>> Begin INFORMATION SHOWN

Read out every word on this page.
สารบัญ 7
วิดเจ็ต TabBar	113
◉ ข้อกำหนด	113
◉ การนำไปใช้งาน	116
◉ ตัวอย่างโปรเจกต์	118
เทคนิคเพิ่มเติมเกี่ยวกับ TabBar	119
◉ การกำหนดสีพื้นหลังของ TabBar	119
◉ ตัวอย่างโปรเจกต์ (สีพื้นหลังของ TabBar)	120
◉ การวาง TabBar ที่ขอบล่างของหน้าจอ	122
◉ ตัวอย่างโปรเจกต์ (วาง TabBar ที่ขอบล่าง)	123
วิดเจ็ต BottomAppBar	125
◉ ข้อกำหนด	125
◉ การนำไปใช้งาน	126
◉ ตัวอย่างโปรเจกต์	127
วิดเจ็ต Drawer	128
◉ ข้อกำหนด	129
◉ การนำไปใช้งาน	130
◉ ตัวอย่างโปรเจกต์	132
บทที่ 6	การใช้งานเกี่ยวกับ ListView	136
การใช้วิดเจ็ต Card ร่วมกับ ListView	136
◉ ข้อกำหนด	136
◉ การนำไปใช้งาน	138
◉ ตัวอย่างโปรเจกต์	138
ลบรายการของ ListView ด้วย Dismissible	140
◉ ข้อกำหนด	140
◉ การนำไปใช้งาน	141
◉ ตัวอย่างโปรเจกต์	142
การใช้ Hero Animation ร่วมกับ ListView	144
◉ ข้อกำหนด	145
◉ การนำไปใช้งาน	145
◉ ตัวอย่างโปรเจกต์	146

>> End INFORMATION SHOWN

● **PROBLEM TO SOLVE**: Each record above must be given again exactly.

● **COMPLETE RESPONSE**:
Read out every word on this page.
สารบัญ 7
วิดเจ็ต TabBar	113
◉ ข้อกำหนด	113
◉ การนำไปใช้งาน	116
◉ ตัวอย่างโปรเจกต์	118
เทคนิคเพิ่มเติมเกี่ยวกับ TabBar	119
◉ การกำหนดสีพื้นหลังของ TabBar	119
◉ ตัวอย่างโปรเจกต์ (สีพื้นหลังของ TabBar)	120
◉ การวาง TabBar ที่ขอบล่างของหน้าจอ	122
◉ ตัวอย่างโปรเจกต์ (วาง TabBar ที่ขอบล่าง)	123
วิดเจ็ต BottomAppBar	125
◉ ข้อกำหนด	125
◉ การนำไปใช้งาน	126
◉ ตัวอย่างโปรเจกต์	127
วิดเจ็ต Drawer	128
◉ ข้อกำหนด	129
◉ การนำไปใช้งาน	130
◉ ตัวอย่างโปรเจกต์	132
บทที่ 6	การใช้งานเกี่ยวกับ ListView	136
การใช้วิดเจ็ต Card ร่วมกับ ListView	136
◉ ข้อกำหนด	136
◉ การนำไปใช้งาน	138
◉ ตัวอย่างโปรเจกต์	138
ลบรายการของ ListView ด้วย Dismissible	140
◉ ข้อกำหนด	140
◉ การนำไปใช้งาน	141
◉ ตัวอย่างโปรเจกต์	142
การใช้ Hero Animation ร่วมกับ ListView	144
◉ ข้อกำหนด	145
◉ การนำไปใช้งาน	145
◉ ตัวอย่างโปรเจกต์	146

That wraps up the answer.